*Prompt*: Print the listing that follows, character for character.

*Records to process*:
"""

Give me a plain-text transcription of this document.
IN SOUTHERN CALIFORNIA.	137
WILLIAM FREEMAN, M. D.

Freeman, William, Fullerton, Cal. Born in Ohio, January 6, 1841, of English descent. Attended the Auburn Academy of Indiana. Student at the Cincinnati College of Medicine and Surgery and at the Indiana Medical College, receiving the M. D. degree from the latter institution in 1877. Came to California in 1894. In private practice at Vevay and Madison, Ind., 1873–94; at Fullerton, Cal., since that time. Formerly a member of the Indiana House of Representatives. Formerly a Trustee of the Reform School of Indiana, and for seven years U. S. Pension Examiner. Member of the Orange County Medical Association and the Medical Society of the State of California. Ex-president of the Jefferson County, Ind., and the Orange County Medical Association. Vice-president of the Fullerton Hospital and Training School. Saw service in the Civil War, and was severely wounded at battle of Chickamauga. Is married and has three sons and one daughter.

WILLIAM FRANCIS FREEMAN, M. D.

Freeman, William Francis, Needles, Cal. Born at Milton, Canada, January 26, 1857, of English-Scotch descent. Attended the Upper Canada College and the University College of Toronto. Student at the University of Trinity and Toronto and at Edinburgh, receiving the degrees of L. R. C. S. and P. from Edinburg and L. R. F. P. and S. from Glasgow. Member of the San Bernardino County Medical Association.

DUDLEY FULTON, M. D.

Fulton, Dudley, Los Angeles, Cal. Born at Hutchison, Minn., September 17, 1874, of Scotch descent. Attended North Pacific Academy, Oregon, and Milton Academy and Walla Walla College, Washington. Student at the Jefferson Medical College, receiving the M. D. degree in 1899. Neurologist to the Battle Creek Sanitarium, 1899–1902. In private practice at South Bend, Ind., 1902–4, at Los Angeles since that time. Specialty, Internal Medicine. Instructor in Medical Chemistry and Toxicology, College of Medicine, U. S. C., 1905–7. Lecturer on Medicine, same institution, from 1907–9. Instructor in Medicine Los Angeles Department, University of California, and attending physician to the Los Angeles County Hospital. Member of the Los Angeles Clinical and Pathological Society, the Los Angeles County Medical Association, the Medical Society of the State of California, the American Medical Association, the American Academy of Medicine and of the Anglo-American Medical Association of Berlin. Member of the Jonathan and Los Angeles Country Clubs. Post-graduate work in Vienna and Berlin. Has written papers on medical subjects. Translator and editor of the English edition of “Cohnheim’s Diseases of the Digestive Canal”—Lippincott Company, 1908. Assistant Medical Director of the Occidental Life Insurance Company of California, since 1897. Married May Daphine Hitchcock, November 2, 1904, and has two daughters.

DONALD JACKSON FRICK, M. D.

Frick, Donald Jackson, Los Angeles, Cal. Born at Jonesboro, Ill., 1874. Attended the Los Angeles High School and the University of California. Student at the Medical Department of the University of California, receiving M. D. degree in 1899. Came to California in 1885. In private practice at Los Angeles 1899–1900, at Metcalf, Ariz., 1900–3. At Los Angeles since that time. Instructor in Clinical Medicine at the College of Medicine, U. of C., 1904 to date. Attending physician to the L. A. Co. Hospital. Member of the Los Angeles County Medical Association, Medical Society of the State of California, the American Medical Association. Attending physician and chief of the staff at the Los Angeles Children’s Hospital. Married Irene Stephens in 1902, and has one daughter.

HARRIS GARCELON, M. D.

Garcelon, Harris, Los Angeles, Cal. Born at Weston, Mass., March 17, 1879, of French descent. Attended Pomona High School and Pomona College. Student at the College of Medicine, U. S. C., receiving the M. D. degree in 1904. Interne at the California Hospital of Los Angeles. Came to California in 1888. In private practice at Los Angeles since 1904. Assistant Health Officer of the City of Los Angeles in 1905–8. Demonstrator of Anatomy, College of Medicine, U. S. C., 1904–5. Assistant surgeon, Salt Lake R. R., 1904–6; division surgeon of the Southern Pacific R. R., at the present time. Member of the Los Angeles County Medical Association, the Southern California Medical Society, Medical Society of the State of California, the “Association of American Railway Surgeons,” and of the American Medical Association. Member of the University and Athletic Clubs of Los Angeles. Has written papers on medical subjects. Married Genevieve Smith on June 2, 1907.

"""

*Response*:
Give me a plain-text transcription of this document.
IN SOUTHERN CALIFORNIA.	137
WILLIAM FREEMAN, M. D.

Freeman, William, Fullerton, Cal. Born in Ohio, January 6, 1841, of English descent. Attended the Auburn Academy of Indiana. Student at the Cincinnati College of Medicine and Surgery and at the Indiana Medical College, receiving the M. D. degree from the latter institution in 1877. Came to California in 1894. In private practice at Vevay and Madison, Ind., 1873–94; at Fullerton, Cal., since that time. Formerly a member of the Indiana House of Representatives. Formerly a Trustee of the Reform School of Indiana, and for seven years U. S. Pension Examiner. Member of the Orange County Medical Association and the Medical Society of the State of California. Ex-president of the Jefferson County, Ind., and the Orange County Medical Association. Vice-president of the Fullerton Hospital and Training School. Saw service in the Civil War, and was severely wounded at battle of Chickamauga. Is married and has three sons and one daughter.

WILLIAM FRANCIS FREEMAN, M. D.

Freeman, William Francis, Needles, Cal. Born at Milton, Canada, January 26, 1857, of English-Scotch descent. Attended the Upper Canada College and the University College of Toronto. Student at the University of Trinity and Toronto and at Edinburgh, receiving the degrees of L. R. C. S. and P. from Edinburg and L. R. F. P. and S. from Glasgow. Member of the San Bernardino County Medical Association.

DUDLEY FULTON, M. D.

Fulton, Dudley, Los Angeles, Cal. Born at Hutchison, Minn., September 17, 1874, of Scotch descent. Attended North Pacific Academy, Oregon, and Milton Academy and Walla Walla College, Washington. Student at the Jefferson Medical College, receiving the M. D. degree in 1899. Neurologist to the Battle Creek Sanitarium, 1899–1902. In private practice at South Bend, Ind., 1902–4, at Los Angeles since that time. Specialty, Internal Medicine. Instructor in Medical Chemistry and Toxicology, College of Medicine, U. S. C., 1905–7. Lecturer on Medicine, same institution, from 1907–9. Instructor in Medicine Los Angeles Department, University of California, and attending physician to the Los Angeles County Hospital. Member of the Los Angeles Clinical and Pathological Society, the Los Angeles County Medical Association, the Medical Society of the State of California, the American Medical Association, the American Academy of Medicine and of the Anglo-American Medical Association of Berlin. Member of the Jonathan and Los Angeles Country Clubs. Post-graduate work in Vienna and Berlin. Has written papers on medical subjects. Translator and editor of the English edition of “Cohnheim’s Diseases of the Digestive Canal”—Lippincott Company, 1908. Assistant Medical Director of the Occidental Life Insurance Company of California, since 1897. Married May Daphine Hitchcock, November 2, 1904, and has two daughters.

DONALD JACKSON FRICK, M. D.

Frick, Donald Jackson, Los Angeles, Cal. Born at Jonesboro, Ill., 1874. Attended the Los Angeles High School and the University of California. Student at the Medical Department of the University of California, receiving M. D. degree in 1899. Came to California in 1885. In private practice at Los Angeles 1899–1900, at Metcalf, Ariz., 1900–3. At Los Angeles since that time. Instructor in Clinical Medicine at the College of Medicine, U. of C., 1904 to date. Attending physician to the L. A. Co. Hospital. Member of the Los Angeles County Medical Association, Medical Society of the State of California, the American Medical Association. Attending physician and chief of the staff at the Los Angeles Children’s Hospital. Married Irene Stephens in 1902, and has one daughter.

HARRIS GARCELON, M. D.

Garcelon, Harris, Los Angeles, Cal. Born at Weston, Mass., March 17, 1879, of French descent. Attended Pomona High School and Pomona College. Student at the College of Medicine, U. S. C., receiving the M. D. degree in 1904. Interne at the California Hospital of Los Angeles. Came to California in 1888. In private practice at Los Angeles since 1904. Assistant Health Officer of the City of Los Angeles in 1905–8. Demonstrator of Anatomy, College of Medicine, U. S. C., 1904–5. Assistant surgeon, Salt Lake R. R., 1904–6; division surgeon of the Southern Pacific R. R., at the present time. Member of the Los Angeles County Medical Association, the Southern California Medical Society, Medical Society of the State of California, the “Association of American Railway Surgeons,” and of the American Medical Association. Member of the University and Athletic Clubs of Los Angeles. Has written papers on medical subjects. Married Genevieve Smith on June 2, 1907.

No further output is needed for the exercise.